TESTO DELLA PAGINA:
David 2021: “Volevo Nascondermi” pigliatutto. E il David intitolato a Cecilia Mangini va a Totti



È Volevo nascondermi (2020) di Giorgio Diritti, ritratto d’autore del pittore Ligabue con un Elio Germano strepitoso trasformista, a fare da asso pigliatutto alla serata degli “Oscar italiani“, trasmessa in diretta su Rai1 l’11 maggio.

E sono 7 i David che si porta a casa dedicati “a tutti gli artisti dimenticati” (per miglior film, miglior regia, miglior attore protagonista, miglior scenografia, fotografia, acconciature ed effetti sonori).

Sophia Loren poi fa la parte della leonessa con la statuetta più acclamata: miglior attrice protagonista nel film del figlio Edoardo Ponti La vita davanti a sé (2020), storia di un’ex-prostituta ebrea sopravvissuta all’Olocausto, tratta dall’omonimo romanzo di Romain Gary (Neri Pozza, 2014), produzione Netflix.

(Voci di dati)
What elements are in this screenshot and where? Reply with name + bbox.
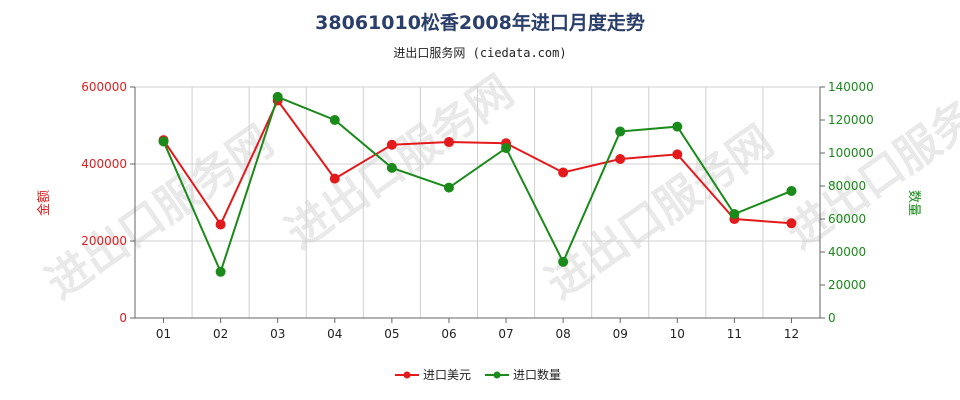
series-qty-point-10: [672, 121, 683, 132]
series-qty-point-12: [786, 185, 797, 196]
y-right-tick-label-7: 140000: [828, 80, 874, 94]
x-tick-label-7: 08: [555, 327, 570, 341]
series-usd-point-09: [615, 153, 626, 164]
legend-label-qty: 进口数量: [513, 367, 561, 382]
x-tick-label-0: 01: [156, 327, 171, 341]
x-tick-label-9: 10: [670, 327, 685, 341]
x-tick-label-5: 06: [441, 327, 456, 341]
y-right-tick-label-0: 0: [828, 311, 836, 325]
y-right-tick-label-2: 40000: [828, 245, 866, 259]
x-tick-label-8: 09: [613, 327, 628, 341]
legend-swatch-dot-qty: [493, 371, 501, 379]
series-qty-point-06: [443, 182, 454, 193]
series-usd-point-06: [443, 137, 454, 148]
legend: 进口美元 进口数量: [395, 367, 561, 382]
y-axis-left-label: 金额: [36, 190, 52, 216]
x-tick-label-4: 05: [384, 327, 399, 341]
series-line-usd: [162, 98, 792, 227]
y-left-tick-label-2: 400000: [81, 157, 127, 171]
x-tick-label-10: 11: [727, 327, 742, 341]
y-axis-right-label: 数量: [906, 190, 921, 216]
series-qty-point-03: [272, 91, 283, 102]
series-line-qty: [162, 95, 792, 275]
y-right-tick-label-4: 80000: [828, 179, 866, 193]
y-left-tick-label-0: 0: [119, 311, 127, 325]
legend-label-usd: 进口美元: [423, 368, 471, 382]
x-tick-label-3: 04: [327, 327, 342, 341]
y-left-tick-label-3: 600000: [81, 80, 127, 94]
y-right-tick-label-1: 20000: [828, 278, 866, 292]
series-usd-point-12: [786, 218, 797, 229]
series-layer: [158, 91, 797, 277]
series-usd-point-04: [329, 173, 340, 184]
y-right-tick-label-6: 120000: [828, 113, 874, 127]
series-qty-point-05: [386, 162, 397, 173]
x-tick-label-1: 02: [213, 327, 228, 341]
watermark-2: 进出口服务网: [537, 116, 783, 309]
x-tick-label-2: 03: [270, 327, 285, 341]
watermark-0: 进出口服务网: [37, 116, 283, 309]
series-usd-point-10: [672, 149, 683, 160]
series-qty-point-11: [729, 209, 740, 220]
y-right-tick-label-3: 60000: [828, 212, 866, 226]
series-qty-point-01: [158, 136, 169, 147]
x-tick-label-6: 07: [498, 327, 513, 341]
series-qty-point-08: [558, 256, 569, 267]
watermark-3: 进出口服务网: [777, 66, 960, 259]
y-right-tick-label-5: 100000: [828, 146, 874, 160]
series-qty-point-07: [501, 143, 512, 154]
series-usd-point-08: [558, 167, 569, 178]
y-left-tick-label-1: 200000: [81, 234, 127, 248]
series-usd-point-05: [386, 139, 397, 150]
chart-title: 38061010松香2008年进口月度走势: [315, 12, 645, 34]
series-usd-point-02: [215, 219, 226, 230]
series-qty-point-02: [215, 266, 226, 277]
x-tick-label-11: 12: [784, 327, 799, 341]
legend-swatch-dot-usd: [403, 371, 411, 379]
axes: 0 200000 400000 600000 0 20000 40000 60000 80000…: [36, 80, 921, 341]
series-qty-point-04: [329, 115, 340, 125]
series-qty-point-09: [615, 126, 626, 137]
chart-subtitle: 进出口服务网 (ciedata.com): [393, 46, 567, 60]
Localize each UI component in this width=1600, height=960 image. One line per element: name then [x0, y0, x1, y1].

ISTRUZIONI E REQUISITI: Riporta il passo dell'articolo sui David 2021 che va da "Sophia Loren poi" fino a "2014), produzione Netflix.", modificandolo in modo che al posto di "leonessa" compaia "regina".

RISPOSTA:
Sophia Loren poi fa la parte della regina con la statuetta più acclamata: miglior attrice protagonista nel film del figlio Edoardo Ponti La vita davanti a sé (2020), storia di un’ex-prostituta ebrea sopravvissuta all’Olocausto, tratta dall’omonimo romanzo di Romain Gary (Neri Pozza, 2014), produzione Netflix.